— START OF INFORMATION SHOWN —

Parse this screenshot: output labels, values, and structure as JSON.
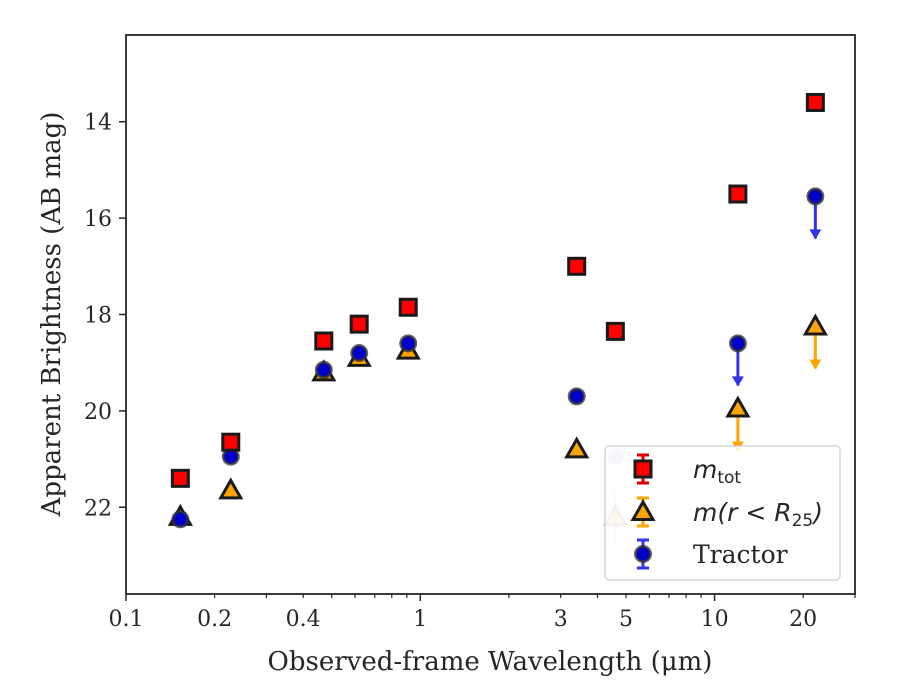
{
  "chart_data": {
    "type": "scatter",
    "xlabel": "Observed-frame Wavelength (μm)",
    "ylabel": "Apparent Brightness (AB mag)",
    "xscale": "log",
    "xlim": [
      0.1,
      30
    ],
    "ylim": [
      23.8,
      12.2
    ],
    "y_inverted": true,
    "grid": false,
    "legend_location": "lower right",
    "x_ticks": [
      {
        "value": 0.1,
        "label": "0.1"
      },
      {
        "value": 0.2,
        "label": "0.2"
      },
      {
        "value": 0.4,
        "label": "0.4"
      },
      {
        "value": 1,
        "label": "1"
      },
      {
        "value": 3,
        "label": "3"
      },
      {
        "value": 5,
        "label": "5"
      },
      {
        "value": 10,
        "label": "10"
      },
      {
        "value": 20,
        "label": "20"
      }
    ],
    "y_ticks": [
      {
        "value": 14,
        "label": "14"
      },
      {
        "value": 16,
        "label": "16"
      },
      {
        "value": 18,
        "label": "18"
      },
      {
        "value": 20,
        "label": "20"
      },
      {
        "value": 22,
        "label": "22"
      }
    ],
    "series": [
      {
        "name": "m_tot",
        "legend_main": "m",
        "legend_sub": "tot",
        "marker": "square",
        "color": "#ff0000",
        "edge_color": "#1a1a1a",
        "points": [
          {
            "x": 0.153,
            "y": 21.4
          },
          {
            "x": 0.227,
            "y": 20.65
          },
          {
            "x": 0.47,
            "y": 18.55
          },
          {
            "x": 0.62,
            "y": 18.2
          },
          {
            "x": 0.91,
            "y": 17.85
          },
          {
            "x": 3.4,
            "y": 17.0
          },
          {
            "x": 4.6,
            "y": 18.35
          },
          {
            "x": 12.0,
            "y": 15.5
          },
          {
            "x": 22.0,
            "y": 13.6
          }
        ]
      },
      {
        "name": "m(r < R_25)",
        "legend_main": "m(r < R",
        "legend_sub": "25",
        "legend_tail": ")",
        "marker": "triangle",
        "color": "#ffa500",
        "edge_color": "#1a1a1a",
        "points": [
          {
            "x": 0.153,
            "y": 22.2
          },
          {
            "x": 0.227,
            "y": 21.65
          },
          {
            "x": 0.47,
            "y": 19.2
          },
          {
            "x": 0.62,
            "y": 18.9
          },
          {
            "x": 0.91,
            "y": 18.75
          },
          {
            "x": 3.4,
            "y": 20.8
          },
          {
            "x": 4.6,
            "y": 22.2,
            "faded": true
          },
          {
            "x": 12.0,
            "y": 19.95,
            "upper_limit": true
          },
          {
            "x": 22.0,
            "y": 18.25,
            "upper_limit": true
          }
        ]
      },
      {
        "name": "Tractor",
        "marker": "circle",
        "color": "#0000cc",
        "edge_color": "#333333",
        "points": [
          {
            "x": 0.153,
            "y": 22.25
          },
          {
            "x": 0.227,
            "y": 20.95
          },
          {
            "x": 0.47,
            "y": 19.15
          },
          {
            "x": 0.62,
            "y": 18.8
          },
          {
            "x": 0.91,
            "y": 18.6
          },
          {
            "x": 3.4,
            "y": 19.7
          },
          {
            "x": 4.6,
            "y": 20.95,
            "faded": true
          },
          {
            "x": 12.0,
            "y": 18.6,
            "upper_limit": true
          },
          {
            "x": 22.0,
            "y": 15.55,
            "upper_limit": true
          }
        ]
      }
    ]
  }
}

— END OF INFORMATION SHOWN —

● TASK OBJECTIVE: Leave the pictures out and reproduce each record exactly as written.

● RESPONSE TO THE TASK:
Parse this screenshot: output labels, values, and structure as JSON.
{
  "chart_data": {
    "type": "scatter",
    "xlabel": "Observed-frame Wavelength (μm)",
    "ylabel": "Apparent Brightness (AB mag)",
    "xscale": "log",
    "xlim": [
      0.1,
      30
    ],
    "ylim": [
      23.8,
      12.2
    ],
    "y_inverted": true,
    "grid": false,
    "legend_location": "lower right",
    "x_ticks": [
      {
        "value": 0.1,
        "label": "0.1"
      },
      {
        "value": 0.2,
        "label": "0.2"
      },
      {
        "value": 0.4,
        "label": "0.4"
      },
      {
        "value": 1,
        "label": "1"
      },
      {
        "value": 3,
        "label": "3"
      },
      {
        "value": 5,
        "label": "5"
      },
      {
        "value": 10,
        "label": "10"
      },
      {
        "value": 20,
        "label": "20"
      }
    ],
    "y_ticks": [
      {
        "value": 14,
        "label": "14"
      },
      {
        "value": 16,
        "label": "16"
      },
      {
        "value": 18,
        "label": "18"
      },
      {
        "value": 20,
        "label": "20"
      },
      {
        "value": 22,
        "label": "22"
      }
    ],
    "series": [
      {
        "name": "m_tot",
        "legend_main": "m",
        "legend_sub": "tot",
        "marker": "square",
        "color": "#ff0000",
        "edge_color": "#1a1a1a",
        "points": [
          {
            "x": 0.153,
            "y": 21.4
          },
          {
            "x": 0.227,
            "y": 20.65
          },
          {
            "x": 0.47,
            "y": 18.55
          },
          {
            "x": 0.62,
            "y": 18.2
          },
          {
            "x": 0.91,
            "y": 17.85
          },
          {
            "x": 3.4,
            "y": 17.0
          },
          {
            "x": 4.6,
            "y": 18.35
          },
          {
            "x": 12.0,
            "y": 15.5
          },
          {
            "x": 22.0,
            "y": 13.6
          }
        ]
      },
      {
        "name": "m(r < R_25)",
        "legend_main": "m(r < R",
        "legend_sub": "25",
        "legend_tail": ")",
        "marker": "triangle",
        "color": "#ffa500",
        "edge_color": "#1a1a1a",
        "points": [
          {
            "x": 0.153,
            "y": 22.2
          },
          {
            "x": 0.227,
            "y": 21.65
          },
          {
            "x": 0.47,
            "y": 19.2
          },
          {
            "x": 0.62,
            "y": 18.9
          },
          {
            "x": 0.91,
            "y": 18.75
          },
          {
            "x": 3.4,
            "y": 20.8
          },
          {
            "x": 4.6,
            "y": 22.2,
            "faded": true
          },
          {
            "x": 12.0,
            "y": 19.95,
            "upper_limit": true
          },
          {
            "x": 22.0,
            "y": 18.25,
            "upper_limit": true
          }
        ]
      },
      {
        "name": "Tractor",
        "marker": "circle",
        "color": "#0000cc",
        "edge_color": "#333333",
        "points": [
          {
            "x": 0.153,
            "y": 22.25
          },
          {
            "x": 0.227,
            "y": 20.95
          },
          {
            "x": 0.47,
            "y": 19.15
          },
          {
            "x": 0.62,
            "y": 18.8
          },
          {
            "x": 0.91,
            "y": 18.6
          },
          {
            "x": 3.4,
            "y": 19.7
          },
          {
            "x": 4.6,
            "y": 20.95,
            "faded": true
          },
          {
            "x": 12.0,
            "y": 18.6,
            "upper_limit": true
          },
          {
            "x": 22.0,
            "y": 15.55,
            "upper_limit": true
          }
        ]
      }
    ]
  }
}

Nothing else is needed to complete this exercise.